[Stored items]
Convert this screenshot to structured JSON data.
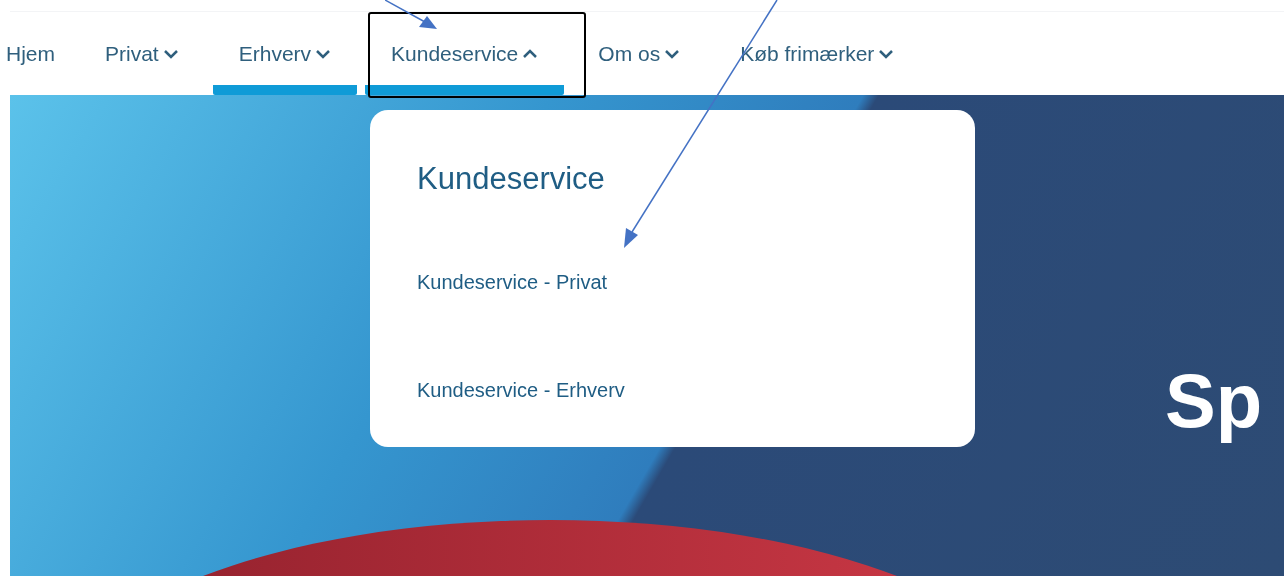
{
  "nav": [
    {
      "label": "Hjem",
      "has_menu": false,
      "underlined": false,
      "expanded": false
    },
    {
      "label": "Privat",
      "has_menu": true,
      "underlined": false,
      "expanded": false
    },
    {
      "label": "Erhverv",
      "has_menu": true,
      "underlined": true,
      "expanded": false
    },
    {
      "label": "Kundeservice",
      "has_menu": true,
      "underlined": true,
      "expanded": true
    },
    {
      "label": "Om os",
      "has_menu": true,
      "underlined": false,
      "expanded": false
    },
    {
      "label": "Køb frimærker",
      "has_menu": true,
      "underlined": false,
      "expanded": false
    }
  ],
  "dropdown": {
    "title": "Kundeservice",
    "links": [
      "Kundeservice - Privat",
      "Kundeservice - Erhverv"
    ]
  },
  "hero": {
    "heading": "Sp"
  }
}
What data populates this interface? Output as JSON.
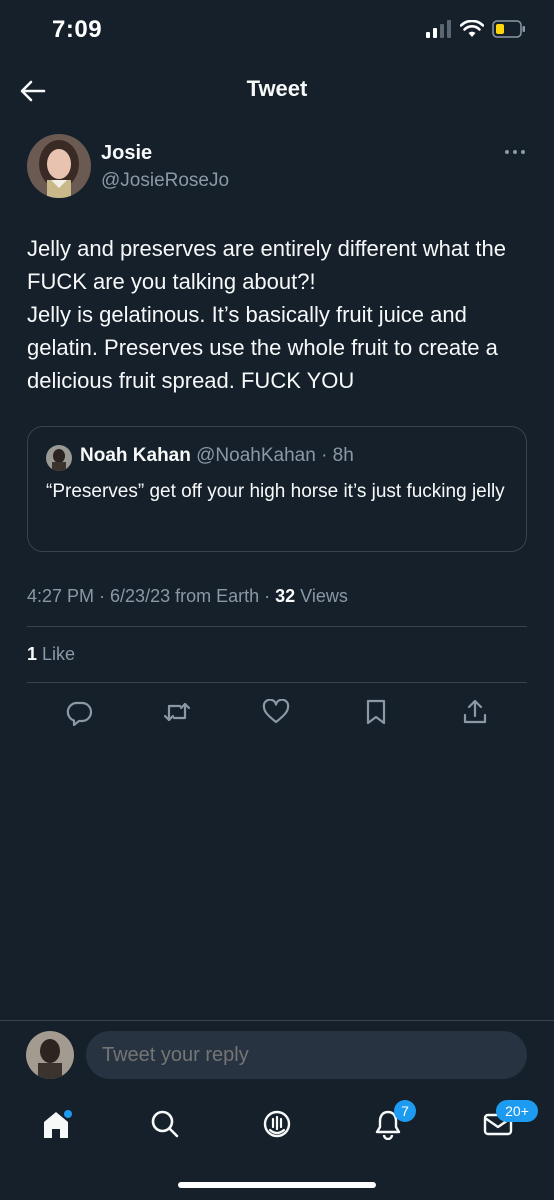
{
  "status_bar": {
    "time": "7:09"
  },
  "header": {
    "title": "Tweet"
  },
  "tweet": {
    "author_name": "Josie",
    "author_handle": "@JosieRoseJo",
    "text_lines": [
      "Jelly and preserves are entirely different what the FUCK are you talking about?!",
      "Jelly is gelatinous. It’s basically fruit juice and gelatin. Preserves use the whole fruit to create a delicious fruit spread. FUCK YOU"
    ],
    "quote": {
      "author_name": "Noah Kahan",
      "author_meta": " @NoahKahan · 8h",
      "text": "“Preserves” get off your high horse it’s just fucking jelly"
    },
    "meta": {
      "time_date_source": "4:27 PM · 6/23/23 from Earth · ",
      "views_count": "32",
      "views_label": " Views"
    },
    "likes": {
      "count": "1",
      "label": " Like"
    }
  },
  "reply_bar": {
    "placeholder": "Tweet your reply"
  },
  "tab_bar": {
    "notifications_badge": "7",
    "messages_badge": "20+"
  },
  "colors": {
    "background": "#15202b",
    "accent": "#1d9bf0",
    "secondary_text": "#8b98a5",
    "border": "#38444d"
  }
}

_Written exercise_: Looking at the material above, count the lines containing the string "data" and reply with the count alone.

_Expected answer_: 2